===== RAW RECORDS =====

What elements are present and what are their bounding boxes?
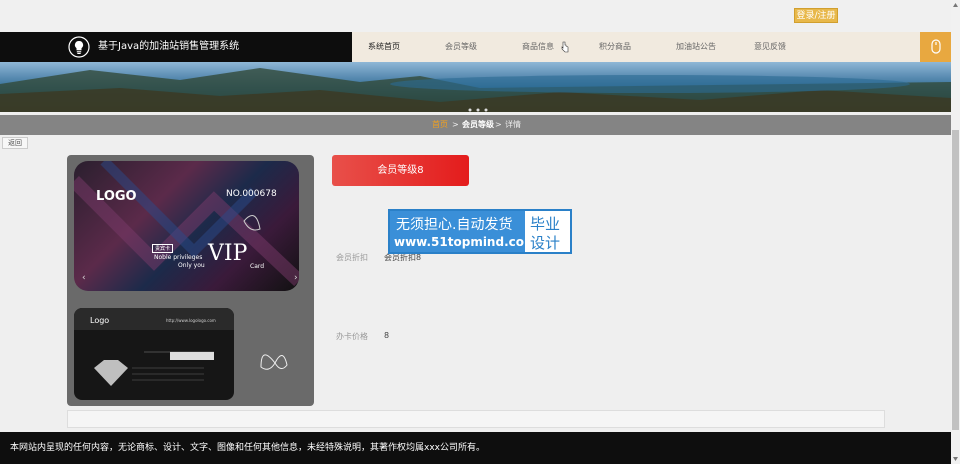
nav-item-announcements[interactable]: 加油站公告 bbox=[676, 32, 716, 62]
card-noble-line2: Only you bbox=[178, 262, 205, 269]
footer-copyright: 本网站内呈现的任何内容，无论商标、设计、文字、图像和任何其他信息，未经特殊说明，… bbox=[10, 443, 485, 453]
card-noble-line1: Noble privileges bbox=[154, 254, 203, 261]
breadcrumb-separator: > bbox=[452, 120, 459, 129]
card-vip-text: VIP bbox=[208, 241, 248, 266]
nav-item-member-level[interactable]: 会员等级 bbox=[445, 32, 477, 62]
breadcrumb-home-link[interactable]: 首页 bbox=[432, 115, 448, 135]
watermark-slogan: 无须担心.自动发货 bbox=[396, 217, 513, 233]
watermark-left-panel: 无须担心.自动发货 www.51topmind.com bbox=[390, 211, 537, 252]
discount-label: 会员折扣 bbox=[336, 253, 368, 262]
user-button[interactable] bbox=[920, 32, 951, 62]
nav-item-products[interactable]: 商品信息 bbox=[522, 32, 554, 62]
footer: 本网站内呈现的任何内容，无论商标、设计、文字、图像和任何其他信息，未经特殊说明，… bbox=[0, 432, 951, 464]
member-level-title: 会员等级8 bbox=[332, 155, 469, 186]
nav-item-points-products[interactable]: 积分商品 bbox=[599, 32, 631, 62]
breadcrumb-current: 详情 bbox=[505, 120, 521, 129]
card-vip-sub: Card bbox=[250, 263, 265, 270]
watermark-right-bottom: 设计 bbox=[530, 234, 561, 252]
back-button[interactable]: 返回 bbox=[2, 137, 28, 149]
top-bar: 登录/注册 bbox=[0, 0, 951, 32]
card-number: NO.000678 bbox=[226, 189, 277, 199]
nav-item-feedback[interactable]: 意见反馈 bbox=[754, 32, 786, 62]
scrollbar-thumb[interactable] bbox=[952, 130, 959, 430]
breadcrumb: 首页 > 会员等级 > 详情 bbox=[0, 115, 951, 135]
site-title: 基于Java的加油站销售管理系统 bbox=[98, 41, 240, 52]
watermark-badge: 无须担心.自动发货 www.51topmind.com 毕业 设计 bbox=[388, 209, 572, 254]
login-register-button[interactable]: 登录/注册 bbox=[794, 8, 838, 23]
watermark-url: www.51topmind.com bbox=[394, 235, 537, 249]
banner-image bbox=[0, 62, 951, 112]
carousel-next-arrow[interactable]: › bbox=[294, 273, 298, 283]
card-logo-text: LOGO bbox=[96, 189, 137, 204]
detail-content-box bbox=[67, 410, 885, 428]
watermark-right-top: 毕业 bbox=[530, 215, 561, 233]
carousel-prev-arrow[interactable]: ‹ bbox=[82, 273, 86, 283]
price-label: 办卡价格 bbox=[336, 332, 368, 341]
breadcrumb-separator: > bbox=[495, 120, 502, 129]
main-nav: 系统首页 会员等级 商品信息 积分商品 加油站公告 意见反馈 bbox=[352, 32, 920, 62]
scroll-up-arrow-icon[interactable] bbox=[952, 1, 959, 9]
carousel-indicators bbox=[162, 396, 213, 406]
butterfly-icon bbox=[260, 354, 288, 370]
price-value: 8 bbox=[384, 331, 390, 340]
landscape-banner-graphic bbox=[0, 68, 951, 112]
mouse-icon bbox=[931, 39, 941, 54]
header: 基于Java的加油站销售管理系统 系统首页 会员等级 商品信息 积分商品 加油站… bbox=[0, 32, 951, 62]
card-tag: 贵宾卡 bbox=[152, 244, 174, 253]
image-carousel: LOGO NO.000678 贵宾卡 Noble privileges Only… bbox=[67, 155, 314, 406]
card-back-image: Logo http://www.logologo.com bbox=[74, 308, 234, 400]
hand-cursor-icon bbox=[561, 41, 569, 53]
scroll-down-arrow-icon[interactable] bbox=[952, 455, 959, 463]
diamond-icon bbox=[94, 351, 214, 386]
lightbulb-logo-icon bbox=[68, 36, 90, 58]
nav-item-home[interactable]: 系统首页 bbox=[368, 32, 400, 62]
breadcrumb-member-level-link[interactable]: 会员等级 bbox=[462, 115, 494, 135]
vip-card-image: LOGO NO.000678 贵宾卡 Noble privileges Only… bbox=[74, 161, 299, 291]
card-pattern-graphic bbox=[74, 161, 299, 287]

=====

=== WHAT YOU WILL DO ===
Please recast the lines above as a Markdown table with a "No." column for the row number and a "Line" column for the line itself. Skip any blank lines and leave the pictures out.

=== THE SOLUTION ===
| No. | Line |
|---|---|
| 1 | What elements are present and what are their bounding boxes? |
| 2 | nav-item-announcements[interactable]: 加油站公告 bbox=[676, 32, 716, 62] |
| 3 | card-noble-line2: Only you bbox=[178, 262, 205, 269] |
| 4 | footer-copyright: 本网站内呈现的任何内容，无论商标、设计、文字、图像和任何其他信息，未经特殊说明，… bbox=[10, 443, 485, 453] |
| 5 | card-noble-line1: Noble privileges bbox=[154, 254, 203, 261] |
| 6 | breadcrumb-separator: > bbox=[452, 120, 459, 129] |
| 7 | card-vip-text: VIP bbox=[208, 241, 248, 266] |
| 8 | nav-item-member-level[interactable]: 会员等级 bbox=[445, 32, 477, 62] |
| 9 | breadcrumb-home-link[interactable]: 首页 bbox=[432, 115, 448, 135] |
| 10 | watermark-slogan: 无须担心.自动发货 bbox=[396, 217, 513, 233] |
| 11 | watermark-left-panel: 无须担心.自动发货 www.51topmind.com bbox=[390, 211, 537, 252] |
| 12 | discount-label: 会员折扣 bbox=[336, 253, 368, 262] |
| 13 | user-button[interactable] bbox=[920, 32, 951, 62] |
| 14 | nav-item-products[interactable]: 商品信息 bbox=[522, 32, 554, 62] |
| 15 | footer: 本网站内呈现的任何内容，无论商标、设计、文字、图像和任何其他信息，未经特殊说明，… bbox=[0, 432, 951, 464] |
| 16 | member-level-title: 会员等级8 bbox=[332, 155, 469, 186] |
| 17 | nav-item-points-products[interactable]: 积分商品 bbox=[599, 32, 631, 62] |
| 18 | breadcrumb-current: 详情 bbox=[505, 120, 521, 129] |
| 19 | card-vip-sub: Card bbox=[250, 263, 265, 270] |
| 20 | watermark-right-bottom: 设计 bbox=[530, 234, 561, 252] |
| 21 | back-button[interactable]: 返回 bbox=[2, 137, 28, 149] |
| 22 | top-bar: 登录/注册 bbox=[0, 0, 951, 32] |
| 23 | card-number: NO.000678 bbox=[226, 189, 277, 199] |
| 24 | nav-item-feedback[interactable]: 意见反馈 bbox=[754, 32, 786, 62] |
| 25 | scrollbar-thumb[interactable] bbox=[952, 130, 959, 430] |
| 26 | breadcrumb: 首页 > 会员等级 > 详情 bbox=[0, 115, 951, 135] |
| 27 | site-title: 基于Java的加油站销售管理系统 bbox=[98, 41, 240, 52] |
| 28 | watermark-badge: 无须担心.自动发货 www.51topmind.com 毕业 设计 bbox=[388, 209, 572, 254] |
| 29 | login-register-button[interactable]: 登录/注册 bbox=[794, 8, 838, 23] |
| 30 | watermark-url: www.51topmind.com bbox=[394, 235, 537, 249] |
| 31 | banner-image bbox=[0, 62, 951, 112] |
| 32 | carousel-next-arrow[interactable]: › bbox=[294, 273, 298, 283] |
| 33 | card-logo-text: LOGO bbox=[96, 189, 137, 204] |
| 34 | detail-content-box bbox=[67, 410, 885, 428] |
| 35 | watermark-right-top: 毕业 bbox=[530, 215, 561, 233] |
| 36 | carousel-prev-arrow[interactable]: ‹ bbox=[82, 273, 86, 283] |
| 37 | price-label: 办卡价格 bbox=[336, 332, 368, 341] |
| 38 | breadcrumb-separator: > bbox=[495, 120, 502, 129] |
| 39 | main-nav: 系统首页 会员等级 商品信息 积分商品 加油站公告 意见反馈 bbox=[352, 32, 920, 62] |
| 40 | scroll-up-arrow-icon[interactable] bbox=[952, 1, 959, 9] |
| 41 | carousel-indicators bbox=[162, 396, 213, 406] |
| 42 | butterfly-icon bbox=[260, 354, 288, 370] |
| 43 | price-value: 8 bbox=[384, 331, 390, 340] |
| 44 | landscape-banner-graphic bbox=[0, 68, 951, 112] |
| 45 | mouse-icon bbox=[931, 39, 941, 54] |
| 46 | header: 基于Java的加油站销售管理系统 系统首页 会员等级 商品信息 积分商品 加油站… bbox=[0, 32, 951, 62] |
| 47 | card-tag: 贵宾卡 bbox=[152, 244, 174, 253] |
| 48 | image-carousel: LOGO NO.000678 贵宾卡 Noble privileges Only… bbox=[67, 155, 314, 406] |
| 49 | card-back-image: Logo http://www.logologo.com bbox=[74, 308, 234, 400] |
| 50 | hand-cursor-icon bbox=[561, 41, 569, 53] |
| 51 | scroll-down-arrow-icon[interactable] bbox=[952, 455, 959, 463] |
| 52 | diamond-icon bbox=[94, 351, 214, 386] |
| 53 | lightbulb-logo-icon bbox=[68, 36, 90, 58] |
| 54 | nav-item-home[interactable]: 系统首页 bbox=[368, 32, 400, 62] |
| 55 | breadcrumb-member-level-link[interactable]: 会员等级 bbox=[462, 115, 494, 135] |
| 56 | vip-card-image: LOGO NO.000678 贵宾卡 Noble privileges Only… bbox=[74, 161, 299, 291] |
| 57 | card-pattern-graphic bbox=[74, 161, 299, 287] |